◆ Description of the task: From the records below, extract all the text exactly and leave the images behind.

Source records:
== == ==
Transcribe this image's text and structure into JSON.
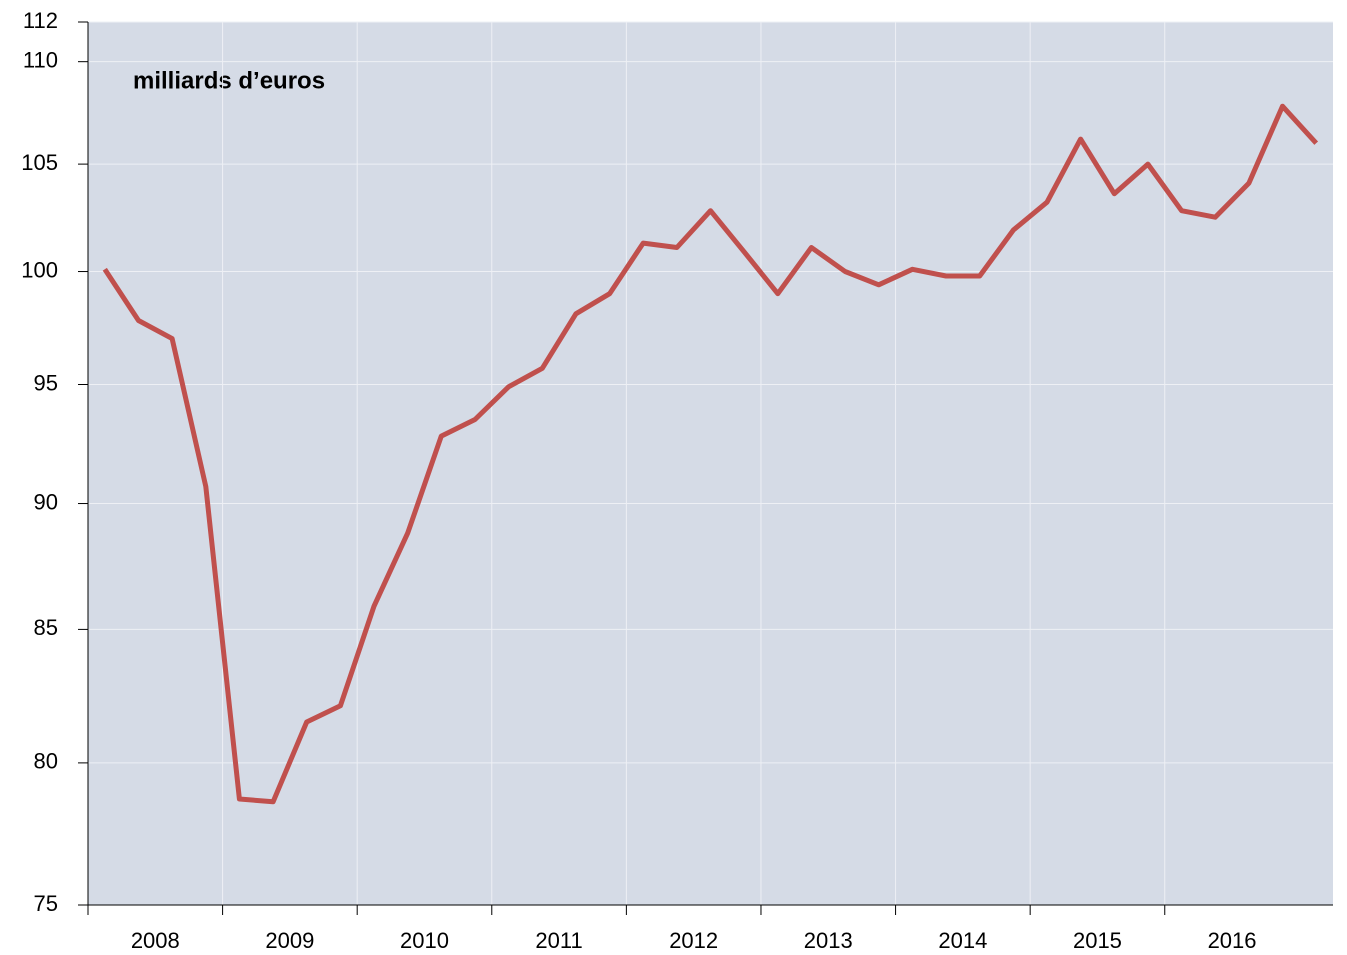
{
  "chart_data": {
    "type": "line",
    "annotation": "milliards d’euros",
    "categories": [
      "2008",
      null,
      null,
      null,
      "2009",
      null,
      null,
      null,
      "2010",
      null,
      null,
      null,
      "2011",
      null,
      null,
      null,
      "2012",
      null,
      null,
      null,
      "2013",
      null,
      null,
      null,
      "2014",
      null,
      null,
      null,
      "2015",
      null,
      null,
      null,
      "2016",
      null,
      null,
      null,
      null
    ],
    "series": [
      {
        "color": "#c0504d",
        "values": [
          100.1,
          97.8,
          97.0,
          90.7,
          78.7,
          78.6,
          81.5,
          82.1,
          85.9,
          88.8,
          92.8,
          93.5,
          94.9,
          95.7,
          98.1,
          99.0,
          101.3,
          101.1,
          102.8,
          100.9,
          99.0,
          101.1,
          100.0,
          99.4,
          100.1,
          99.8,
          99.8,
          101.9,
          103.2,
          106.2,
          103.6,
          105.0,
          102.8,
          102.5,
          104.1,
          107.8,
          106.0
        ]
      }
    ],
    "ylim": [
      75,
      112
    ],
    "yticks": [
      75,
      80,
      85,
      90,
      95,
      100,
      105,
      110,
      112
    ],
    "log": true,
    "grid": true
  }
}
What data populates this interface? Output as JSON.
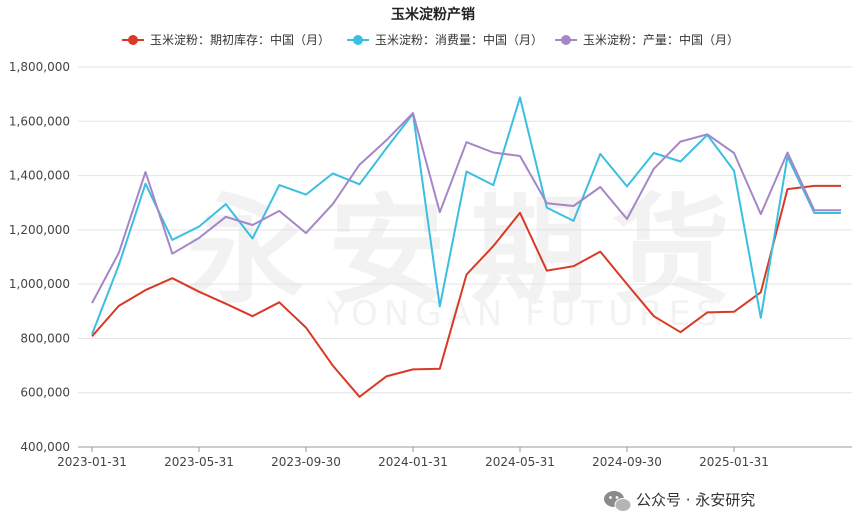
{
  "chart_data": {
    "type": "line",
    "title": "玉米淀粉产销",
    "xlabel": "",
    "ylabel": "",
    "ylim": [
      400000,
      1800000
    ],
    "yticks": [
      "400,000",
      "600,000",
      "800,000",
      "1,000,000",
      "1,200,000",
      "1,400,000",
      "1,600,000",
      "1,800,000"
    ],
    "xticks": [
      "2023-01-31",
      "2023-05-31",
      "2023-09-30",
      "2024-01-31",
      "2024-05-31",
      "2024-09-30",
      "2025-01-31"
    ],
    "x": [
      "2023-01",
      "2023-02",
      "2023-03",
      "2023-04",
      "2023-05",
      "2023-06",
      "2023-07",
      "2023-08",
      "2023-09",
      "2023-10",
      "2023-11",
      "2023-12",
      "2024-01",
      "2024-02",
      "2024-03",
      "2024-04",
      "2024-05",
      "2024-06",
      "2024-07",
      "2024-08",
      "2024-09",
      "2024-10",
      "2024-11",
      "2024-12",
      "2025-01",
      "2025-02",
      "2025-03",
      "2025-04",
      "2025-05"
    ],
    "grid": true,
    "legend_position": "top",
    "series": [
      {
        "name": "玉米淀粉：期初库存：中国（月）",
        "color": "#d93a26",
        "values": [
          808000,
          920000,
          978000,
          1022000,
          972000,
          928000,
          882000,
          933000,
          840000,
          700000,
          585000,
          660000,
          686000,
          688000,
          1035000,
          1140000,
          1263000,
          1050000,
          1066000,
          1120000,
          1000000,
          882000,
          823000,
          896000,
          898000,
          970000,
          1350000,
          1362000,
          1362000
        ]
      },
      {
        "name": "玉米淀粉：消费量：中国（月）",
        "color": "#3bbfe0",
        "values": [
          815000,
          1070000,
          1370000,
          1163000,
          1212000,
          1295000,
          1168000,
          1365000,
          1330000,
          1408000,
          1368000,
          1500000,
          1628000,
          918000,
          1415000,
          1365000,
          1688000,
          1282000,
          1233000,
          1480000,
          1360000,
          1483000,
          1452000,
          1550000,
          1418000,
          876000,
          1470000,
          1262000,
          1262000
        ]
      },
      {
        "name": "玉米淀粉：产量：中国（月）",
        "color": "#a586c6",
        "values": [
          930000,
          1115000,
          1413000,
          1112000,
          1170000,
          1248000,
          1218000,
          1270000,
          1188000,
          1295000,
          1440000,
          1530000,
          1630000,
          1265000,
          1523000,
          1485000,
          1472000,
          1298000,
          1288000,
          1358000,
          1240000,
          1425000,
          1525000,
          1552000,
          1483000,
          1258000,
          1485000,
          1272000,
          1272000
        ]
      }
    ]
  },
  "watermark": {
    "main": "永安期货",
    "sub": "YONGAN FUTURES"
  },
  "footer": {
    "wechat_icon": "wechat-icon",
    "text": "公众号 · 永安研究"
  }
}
== == ==
◆ Output for this task:
Transcribe this image's text and structure into JSON.
{
  "chart_data": {
    "type": "line",
    "annotation": "milliards d’euros",
    "categories": [
      "2008",
      null,
      null,
      null,
      "2009",
      null,
      null,
      null,
      "2010",
      null,
      null,
      null,
      "2011",
      null,
      null,
      null,
      "2012",
      null,
      null,
      null,
      "2013",
      null,
      null,
      null,
      "2014",
      null,
      null,
      null,
      "2015",
      null,
      null,
      null,
      "2016",
      null,
      null,
      null,
      null
    ],
    "series": [
      {
        "color": "#c0504d",
        "values": [
          100.1,
          97.8,
          97.0,
          90.7,
          78.7,
          78.6,
          81.5,
          82.1,
          85.9,
          88.8,
          92.8,
          93.5,
          94.9,
          95.7,
          98.1,
          99.0,
          101.3,
          101.1,
          102.8,
          100.9,
          99.0,
          101.1,
          100.0,
          99.4,
          100.1,
          99.8,
          99.8,
          101.9,
          103.2,
          106.2,
          103.6,
          105.0,
          102.8,
          102.5,
          104.1,
          107.8,
          106.0
        ]
      }
    ],
    "ylim": [
      75,
      112
    ],
    "yticks": [
      75,
      80,
      85,
      90,
      95,
      100,
      105,
      110,
      112
    ],
    "log": true,
    "grid": true
  }
}
What data populates this interface? Output as JSON.
{
  "chart_data": {
    "type": "line",
    "title": "玉米淀粉产销",
    "xlabel": "",
    "ylabel": "",
    "ylim": [
      400000,
      1800000
    ],
    "yticks": [
      "400,000",
      "600,000",
      "800,000",
      "1,000,000",
      "1,200,000",
      "1,400,000",
      "1,600,000",
      "1,800,000"
    ],
    "xticks": [
      "2023-01-31",
      "2023-05-31",
      "2023-09-30",
      "2024-01-31",
      "2024-05-31",
      "2024-09-30",
      "2025-01-31"
    ],
    "x": [
      "2023-01",
      "2023-02",
      "2023-03",
      "2023-04",
      "2023-05",
      "2023-06",
      "2023-07",
      "2023-08",
      "2023-09",
      "2023-10",
      "2023-11",
      "2023-12",
      "2024-01",
      "2024-02",
      "2024-03",
      "2024-04",
      "2024-05",
      "2024-06",
      "2024-07",
      "2024-08",
      "2024-09",
      "2024-10",
      "2024-11",
      "2024-12",
      "2025-01",
      "2025-02",
      "2025-03",
      "2025-04",
      "2025-05"
    ],
    "grid": true,
    "legend_position": "top",
    "series": [
      {
        "name": "玉米淀粉：期初库存：中国（月）",
        "color": "#d93a26",
        "values": [
          808000,
          920000,
          978000,
          1022000,
          972000,
          928000,
          882000,
          933000,
          840000,
          700000,
          585000,
          660000,
          686000,
          688000,
          1035000,
          1140000,
          1263000,
          1050000,
          1066000,
          1120000,
          1000000,
          882000,
          823000,
          896000,
          898000,
          970000,
          1350000,
          1362000,
          1362000
        ]
      },
      {
        "name": "玉米淀粉：消费量：中国（月）",
        "color": "#3bbfe0",
        "values": [
          815000,
          1070000,
          1370000,
          1163000,
          1212000,
          1295000,
          1168000,
          1365000,
          1330000,
          1408000,
          1368000,
          1500000,
          1628000,
          918000,
          1415000,
          1365000,
          1688000,
          1282000,
          1233000,
          1480000,
          1360000,
          1483000,
          1452000,
          1550000,
          1418000,
          876000,
          1470000,
          1262000,
          1262000
        ]
      },
      {
        "name": "玉米淀粉：产量：中国（月）",
        "color": "#a586c6",
        "values": [
          930000,
          1115000,
          1413000,
          1112000,
          1170000,
          1248000,
          1218000,
          1270000,
          1188000,
          1295000,
          1440000,
          1530000,
          1630000,
          1265000,
          1523000,
          1485000,
          1472000,
          1298000,
          1288000,
          1358000,
          1240000,
          1425000,
          1525000,
          1552000,
          1483000,
          1258000,
          1485000,
          1272000,
          1272000
        ]
      }
    ]
  },
  "watermark": {
    "main": "永安期货",
    "sub": "YONGAN FUTURES"
  },
  "footer": {
    "wechat_icon": "wechat-icon",
    "text": "公众号 · 永安研究"
  }
}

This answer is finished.